» **GOAL OF THE EXERCISE**: The records below hold pictures; please leave those out and retype the rest exactly.

» **MATERIAL SUPPLIED**:
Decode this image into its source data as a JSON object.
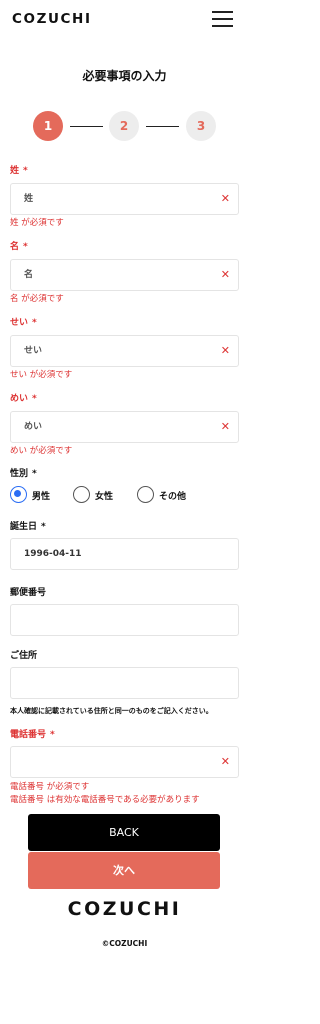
{
  "header": {
    "logo": "COZUCHI"
  },
  "page_title": "必要事項の入力",
  "steps": [
    {
      "number": "1",
      "active": true
    },
    {
      "number": "2",
      "active": false
    },
    {
      "number": "3",
      "active": false
    }
  ],
  "fields": {
    "last_name": {
      "label": "姓",
      "required_mark": "*",
      "placeholder": "姓",
      "value": "",
      "error": "姓 が必須です"
    },
    "first_name": {
      "label": "名",
      "required_mark": "*",
      "placeholder": "名",
      "value": "",
      "error": "名 が必須です"
    },
    "last_name_kana": {
      "label": "せい",
      "required_mark": "*",
      "placeholder": "せい",
      "value": "",
      "error": "せい が必須です"
    },
    "first_name_kana": {
      "label": "めい",
      "required_mark": "*",
      "placeholder": "めい",
      "value": "",
      "error": "めい が必須です"
    },
    "gender": {
      "label": "性別",
      "required_mark": "*",
      "options": [
        "男性",
        "女性",
        "その他"
      ],
      "selected": "男性"
    },
    "birthday": {
      "label": "誕生日",
      "required_mark": "*",
      "value": "1996-04-11"
    },
    "postal_code": {
      "label": "郵便番号",
      "value": ""
    },
    "address": {
      "label": "ご住所",
      "value": ""
    },
    "address_note": "本人確認に記載されている住所と同一のものをご記入ください。",
    "phone": {
      "label": "電話番号",
      "required_mark": "*",
      "value": "",
      "error_required": "電話番号 が必須です",
      "error_invalid": "電話番号 は有効な電話番号である必要があります"
    }
  },
  "buttons": {
    "back": "BACK",
    "next": "次へ"
  },
  "footer": {
    "logo": "COZUCHI",
    "copyright": "©COZUCHI"
  },
  "colors": {
    "accent": "#e46a5b",
    "error": "#dd3333",
    "radio": "#2a6df4"
  }
}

» **FINAL RESULT**:
Decode this image into its source data as a JSON object.
{
  "header": {
    "logo": "COZUCHI"
  },
  "page_title": "必要事項の入力",
  "steps": [
    {
      "number": "1",
      "active": true
    },
    {
      "number": "2",
      "active": false
    },
    {
      "number": "3",
      "active": false
    }
  ],
  "fields": {
    "last_name": {
      "label": "姓",
      "required_mark": "*",
      "placeholder": "姓",
      "value": "",
      "error": "姓 が必須です"
    },
    "first_name": {
      "label": "名",
      "required_mark": "*",
      "placeholder": "名",
      "value": "",
      "error": "名 が必須です"
    },
    "last_name_kana": {
      "label": "せい",
      "required_mark": "*",
      "placeholder": "せい",
      "value": "",
      "error": "せい が必須です"
    },
    "first_name_kana": {
      "label": "めい",
      "required_mark": "*",
      "placeholder": "めい",
      "value": "",
      "error": "めい が必須です"
    },
    "gender": {
      "label": "性別",
      "required_mark": "*",
      "options": [
        "男性",
        "女性",
        "その他"
      ],
      "selected": "男性"
    },
    "birthday": {
      "label": "誕生日",
      "required_mark": "*",
      "value": "1996-04-11"
    },
    "postal_code": {
      "label": "郵便番号",
      "value": ""
    },
    "address": {
      "label": "ご住所",
      "value": ""
    },
    "address_note": "本人確認に記載されている住所と同一のものをご記入ください。",
    "phone": {
      "label": "電話番号",
      "required_mark": "*",
      "value": "",
      "error_required": "電話番号 が必須です",
      "error_invalid": "電話番号 は有効な電話番号である必要があります"
    }
  },
  "buttons": {
    "back": "BACK",
    "next": "次へ"
  },
  "footer": {
    "logo": "COZUCHI",
    "copyright": "©COZUCHI"
  },
  "colors": {
    "accent": "#e46a5b",
    "error": "#dd3333",
    "radio": "#2a6df4"
  }
}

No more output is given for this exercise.